INSTRUCTIONS FOR THE TASK:
Reproduce all of the records exactly.

STORED DATA:

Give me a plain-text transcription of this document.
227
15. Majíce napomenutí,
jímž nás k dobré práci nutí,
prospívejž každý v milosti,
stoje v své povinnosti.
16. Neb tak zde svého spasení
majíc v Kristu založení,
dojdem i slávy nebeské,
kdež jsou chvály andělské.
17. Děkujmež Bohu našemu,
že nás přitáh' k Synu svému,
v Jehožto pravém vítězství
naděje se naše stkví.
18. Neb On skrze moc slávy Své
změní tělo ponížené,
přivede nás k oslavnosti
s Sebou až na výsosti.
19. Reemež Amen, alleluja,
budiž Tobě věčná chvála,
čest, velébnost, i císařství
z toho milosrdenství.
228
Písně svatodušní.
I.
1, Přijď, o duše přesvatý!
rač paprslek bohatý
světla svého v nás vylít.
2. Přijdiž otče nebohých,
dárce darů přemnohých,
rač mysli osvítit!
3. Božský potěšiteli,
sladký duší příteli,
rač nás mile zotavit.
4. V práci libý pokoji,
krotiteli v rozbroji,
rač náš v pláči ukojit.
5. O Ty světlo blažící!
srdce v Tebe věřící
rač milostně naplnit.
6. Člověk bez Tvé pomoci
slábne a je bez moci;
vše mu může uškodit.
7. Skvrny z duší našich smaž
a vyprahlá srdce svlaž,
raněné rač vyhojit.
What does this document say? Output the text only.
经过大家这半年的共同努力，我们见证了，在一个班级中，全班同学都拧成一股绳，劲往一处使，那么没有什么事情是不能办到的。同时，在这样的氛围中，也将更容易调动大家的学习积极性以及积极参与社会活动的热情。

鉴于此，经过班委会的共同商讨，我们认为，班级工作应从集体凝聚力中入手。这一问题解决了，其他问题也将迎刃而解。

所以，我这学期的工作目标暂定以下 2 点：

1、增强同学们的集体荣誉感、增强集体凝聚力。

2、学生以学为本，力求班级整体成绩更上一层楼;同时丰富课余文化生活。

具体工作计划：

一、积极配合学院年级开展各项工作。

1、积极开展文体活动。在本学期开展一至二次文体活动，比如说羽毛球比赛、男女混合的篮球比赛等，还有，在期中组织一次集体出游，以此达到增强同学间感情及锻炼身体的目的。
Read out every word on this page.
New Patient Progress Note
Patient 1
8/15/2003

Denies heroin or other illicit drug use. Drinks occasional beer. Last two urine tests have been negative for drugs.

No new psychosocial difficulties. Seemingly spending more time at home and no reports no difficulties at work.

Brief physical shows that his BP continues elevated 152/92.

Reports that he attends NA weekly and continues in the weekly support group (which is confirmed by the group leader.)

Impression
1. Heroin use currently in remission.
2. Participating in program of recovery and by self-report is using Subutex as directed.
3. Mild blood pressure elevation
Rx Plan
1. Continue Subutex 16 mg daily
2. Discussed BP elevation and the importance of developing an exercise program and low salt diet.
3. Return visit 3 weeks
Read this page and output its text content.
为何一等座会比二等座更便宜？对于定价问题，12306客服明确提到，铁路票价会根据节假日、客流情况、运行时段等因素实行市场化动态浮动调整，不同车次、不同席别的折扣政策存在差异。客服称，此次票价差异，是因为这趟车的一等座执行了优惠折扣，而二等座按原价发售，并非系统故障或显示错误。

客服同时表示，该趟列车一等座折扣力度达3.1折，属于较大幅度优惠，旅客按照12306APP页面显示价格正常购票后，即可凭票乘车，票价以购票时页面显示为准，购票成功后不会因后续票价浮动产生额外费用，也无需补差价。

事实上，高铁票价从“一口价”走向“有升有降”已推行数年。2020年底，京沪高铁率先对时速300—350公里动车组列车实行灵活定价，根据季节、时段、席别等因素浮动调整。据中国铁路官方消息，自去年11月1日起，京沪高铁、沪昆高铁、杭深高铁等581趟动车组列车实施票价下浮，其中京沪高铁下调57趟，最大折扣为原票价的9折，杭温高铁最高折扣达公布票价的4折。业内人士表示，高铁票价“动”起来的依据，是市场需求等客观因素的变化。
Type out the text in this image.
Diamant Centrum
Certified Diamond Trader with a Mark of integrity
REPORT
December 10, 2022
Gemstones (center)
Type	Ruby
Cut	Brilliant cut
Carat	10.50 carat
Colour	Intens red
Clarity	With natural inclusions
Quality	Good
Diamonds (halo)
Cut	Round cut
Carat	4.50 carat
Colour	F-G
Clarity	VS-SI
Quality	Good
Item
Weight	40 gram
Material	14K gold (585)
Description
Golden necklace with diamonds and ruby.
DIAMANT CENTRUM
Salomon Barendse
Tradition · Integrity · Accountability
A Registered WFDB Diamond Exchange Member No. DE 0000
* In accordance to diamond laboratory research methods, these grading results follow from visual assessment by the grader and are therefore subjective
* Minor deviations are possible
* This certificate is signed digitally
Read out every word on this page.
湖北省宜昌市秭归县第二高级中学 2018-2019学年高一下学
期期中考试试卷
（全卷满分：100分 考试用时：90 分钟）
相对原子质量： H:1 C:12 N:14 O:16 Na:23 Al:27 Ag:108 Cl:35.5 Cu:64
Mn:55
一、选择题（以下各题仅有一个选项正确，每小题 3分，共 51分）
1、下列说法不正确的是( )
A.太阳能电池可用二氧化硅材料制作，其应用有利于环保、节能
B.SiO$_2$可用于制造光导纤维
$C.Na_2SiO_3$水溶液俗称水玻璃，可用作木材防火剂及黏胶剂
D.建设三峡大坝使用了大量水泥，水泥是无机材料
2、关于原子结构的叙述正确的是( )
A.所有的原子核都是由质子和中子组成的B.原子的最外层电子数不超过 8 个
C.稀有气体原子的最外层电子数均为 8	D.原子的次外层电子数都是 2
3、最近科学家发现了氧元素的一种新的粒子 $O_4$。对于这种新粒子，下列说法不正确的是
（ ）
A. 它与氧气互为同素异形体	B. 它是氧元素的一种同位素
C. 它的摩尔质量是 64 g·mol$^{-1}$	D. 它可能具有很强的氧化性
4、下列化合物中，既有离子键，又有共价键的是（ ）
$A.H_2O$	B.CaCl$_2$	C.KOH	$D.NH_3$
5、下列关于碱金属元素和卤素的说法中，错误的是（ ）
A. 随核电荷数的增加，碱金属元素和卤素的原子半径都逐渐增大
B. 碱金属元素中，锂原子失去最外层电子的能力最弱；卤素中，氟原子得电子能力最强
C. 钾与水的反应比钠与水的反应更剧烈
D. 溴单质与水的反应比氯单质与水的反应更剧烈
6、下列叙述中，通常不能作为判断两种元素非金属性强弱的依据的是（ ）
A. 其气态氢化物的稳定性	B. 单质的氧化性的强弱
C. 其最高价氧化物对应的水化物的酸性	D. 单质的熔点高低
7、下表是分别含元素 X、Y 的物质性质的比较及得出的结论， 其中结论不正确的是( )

COMPLETED TASK:
Give me a plain-text transcription of this document.
227
15. Majíce napomenutí,
jímž nás k dobré práci nutí,
prospívejž každý v milosti,
stoje v své povinnosti.
16. Neb tak zde svého spasení
majíc v Kristu založení,
dojdem i slávy nebeské,
kdež jsou chvály andělské.
17. Děkujmež Bohu našemu,
že nás přitáh' k Synu svému,
v Jehožto pravém vítězství
naděje se naše stkví.
18. Neb On skrze moc slávy Své
změní tělo ponížené,
přivede nás k oslavnosti
s Sebou až na výsosti.
19. Reemež Amen, alleluja,
budiž Tobě věčná chvála,
čest, velébnost, i císařství
z toho milosrdenství.
228
Písně svatodušní.
I.
1, Přijď, o duše přesvatý!
rač paprslek bohatý
světla svého v nás vylít.
2. Přijdiž otče nebohých,
dárce darů přemnohých,
rač mysli osvítit!
3. Božský potěšiteli,
sladký duší příteli,
rač nás mile zotavit.
4. V práci libý pokoji,
krotiteli v rozbroji,
rač náš v pláči ukojit.
5. O Ty světlo blažící!
srdce v Tebe věřící
rač milostně naplnit.
6. Člověk bez Tvé pomoci
slábne a je bez moci;
vše mu může uškodit.
7. Skvrny z duší našich smaž
a vyprahlá srdce svlaž,
raněné rač vyhojit.
What does this document say? Output the text only.
经过大家这半年的共同努力，我们见证了，在一个班级中，全班同学都拧成一股绳，劲往一处使，那么没有什么事情是不能办到的。同时，在这样的氛围中，也将更容易调动大家的学习积极性以及积极参与社会活动的热情。

鉴于此，经过班委会的共同商讨，我们认为，班级工作应从集体凝聚力中入手。这一问题解决了，其他问题也将迎刃而解。

所以，我这学期的工作目标暂定以下 2 点：

1、增强同学们的集体荣誉感、增强集体凝聚力。

2、学生以学为本，力求班级整体成绩更上一层楼;同时丰富课余文化生活。

具体工作计划：

一、积极配合学院年级开展各项工作。

1、积极开展文体活动。在本学期开展一至二次文体活动，比如说羽毛球比赛、男女混合的篮球比赛等，还有，在期中组织一次集体出游，以此达到增强同学间感情及锻炼身体的目的。
Read out every word on this page.
New Patient Progress Note
Patient 1
8/15/2003

Denies heroin or other illicit drug use. Drinks occasional beer. Last two urine tests have been negative for drugs.

No new psychosocial difficulties. Seemingly spending more time at home and no reports no difficulties at work.

Brief physical shows that his BP continues elevated 152/92.

Reports that he attends NA weekly and continues in the weekly support group (which is confirmed by the group leader.)

Impression
1. Heroin use currently in remission.
2. Participating in program of recovery and by self-report is using Subutex as directed.
3. Mild blood pressure elevation
Rx Plan
1. Continue Subutex 16 mg daily
2. Discussed BP elevation and the importance of developing an exercise program and low salt diet.
3. Return visit 3 weeks
Read this page and output its text content.
为何一等座会比二等座更便宜？对于定价问题，12306客服明确提到，铁路票价会根据节假日、客流情况、运行时段等因素实行市场化动态浮动调整，不同车次、不同席别的折扣政策存在差异。客服称，此次票价差异，是因为这趟车的一等座执行了优惠折扣，而二等座按原价发售，并非系统故障或显示错误。

客服同时表示，该趟列车一等座折扣力度达3.1折，属于较大幅度优惠，旅客按照12306APP页面显示价格正常购票后，即可凭票乘车，票价以购票时页面显示为准，购票成功后不会因后续票价浮动产生额外费用，也无需补差价。

事实上，高铁票价从“一口价”走向“有升有降”已推行数年。2020年底，京沪高铁率先对时速300—350公里动车组列车实行灵活定价，根据季节、时段、席别等因素浮动调整。据中国铁路官方消息，自去年11月1日起，京沪高铁、沪昆高铁、杭深高铁等581趟动车组列车实施票价下浮，其中京沪高铁下调57趟，最大折扣为原票价的9折，杭温高铁最高折扣达公布票价的4折。业内人士表示，高铁票价“动”起来的依据，是市场需求等客观因素的变化。
Type out the text in this image.
Diamant Centrum
Certified Diamond Trader with a Mark of integrity
REPORT
December 10, 2022
Gemstones (center)
Type	Ruby
Cut	Brilliant cut
Carat	10.50 carat
Colour	Intens red
Clarity	With natural inclusions
Quality	Good
Diamonds (halo)
Cut	Round cut
Carat	4.50 carat
Colour	F-G
Clarity	VS-SI
Quality	Good
Item
Weight	40 gram
Material	14K gold (585)
Description
Golden necklace with diamonds and ruby.
DIAMANT CENTRUM
Salomon Barendse
Tradition · Integrity · Accountability
A Registered WFDB Diamond Exchange Member No. DE 0000
* In accordance to diamond laboratory research methods, these grading results follow from visual assessment by the grader and are therefore subjective
* Minor deviations are possible
* This certificate is signed digitally
Read out every word on this page.
湖北省宜昌市秭归县第二高级中学 2018-2019学年高一下学
期期中考试试卷
（全卷满分：100分 考试用时：90 分钟）
相对原子质量： H:1 C:12 N:14 O:16 Na:23 Al:27 Ag:108 Cl:35.5 Cu:64
Mn:55
一、选择题（以下各题仅有一个选项正确，每小题 3分，共 51分）
1、下列说法不正确的是( )
A.太阳能电池可用二氧化硅材料制作，其应用有利于环保、节能
B.SiO$_2$可用于制造光导纤维
$C.Na_2SiO_3$水溶液俗称水玻璃，可用作木材防火剂及黏胶剂
D.建设三峡大坝使用了大量水泥，水泥是无机材料
2、关于原子结构的叙述正确的是( )
A.所有的原子核都是由质子和中子组成的B.原子的最外层电子数不超过 8 个
C.稀有气体原子的最外层电子数均为 8	D.原子的次外层电子数都是 2
3、最近科学家发现了氧元素的一种新的粒子 $O_4$。对于这种新粒子，下列说法不正确的是
（ ）
A. 它与氧气互为同素异形体	B. 它是氧元素的一种同位素
C. 它的摩尔质量是 64 g·mol$^{-1}$	D. 它可能具有很强的氧化性
4、下列化合物中，既有离子键，又有共价键的是（ ）
$A.H_2O$	B.CaCl$_2$	C.KOH	$D.NH_3$
5、下列关于碱金属元素和卤素的说法中，错误的是（ ）
A. 随核电荷数的增加，碱金属元素和卤素的原子半径都逐渐增大
B. 碱金属元素中，锂原子失去最外层电子的能力最弱；卤素中，氟原子得电子能力最强
C. 钾与水的反应比钠与水的反应更剧烈
D. 溴单质与水的反应比氯单质与水的反应更剧烈
6、下列叙述中，通常不能作为判断两种元素非金属性强弱的依据的是（ ）
A. 其气态氢化物的稳定性	B. 单质的氧化性的强弱
C. 其最高价氧化物对应的水化物的酸性	D. 单质的熔点高低
7、下表是分别含元素 X、Y 的物质性质的比较及得出的结论， 其中结论不正确的是( )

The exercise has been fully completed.